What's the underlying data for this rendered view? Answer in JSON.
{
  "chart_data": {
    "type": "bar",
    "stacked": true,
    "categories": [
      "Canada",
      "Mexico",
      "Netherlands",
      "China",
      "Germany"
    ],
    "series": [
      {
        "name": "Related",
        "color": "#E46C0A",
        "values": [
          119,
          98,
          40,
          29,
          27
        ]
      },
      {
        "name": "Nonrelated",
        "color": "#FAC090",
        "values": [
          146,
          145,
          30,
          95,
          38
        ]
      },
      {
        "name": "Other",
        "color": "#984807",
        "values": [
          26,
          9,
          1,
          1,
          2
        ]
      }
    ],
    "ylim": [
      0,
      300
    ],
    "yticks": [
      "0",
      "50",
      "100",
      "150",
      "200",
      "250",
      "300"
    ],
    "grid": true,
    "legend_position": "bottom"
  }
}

--

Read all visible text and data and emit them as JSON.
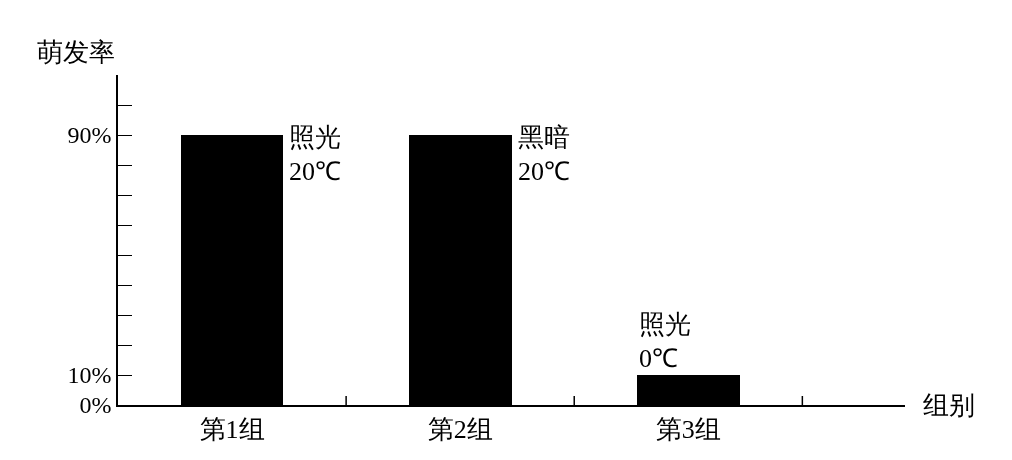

--

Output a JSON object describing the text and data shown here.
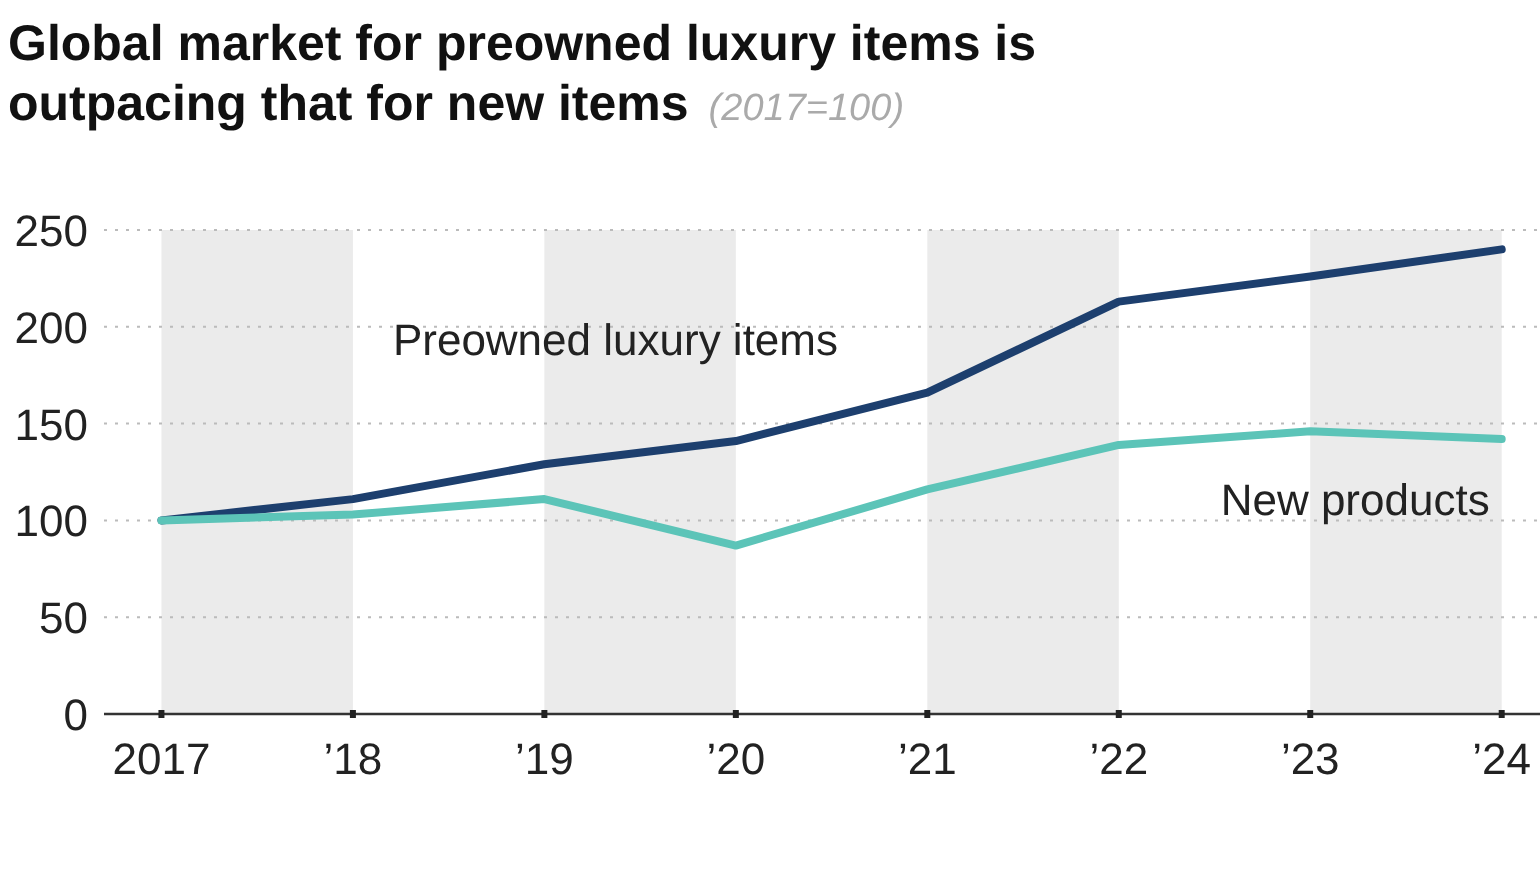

What needs to be done — Extract every line from the records above that contains the word "text".

Answer below —
Read all visible text and data and emit them as JSON.
Output a JSON object describing the text and data shown here.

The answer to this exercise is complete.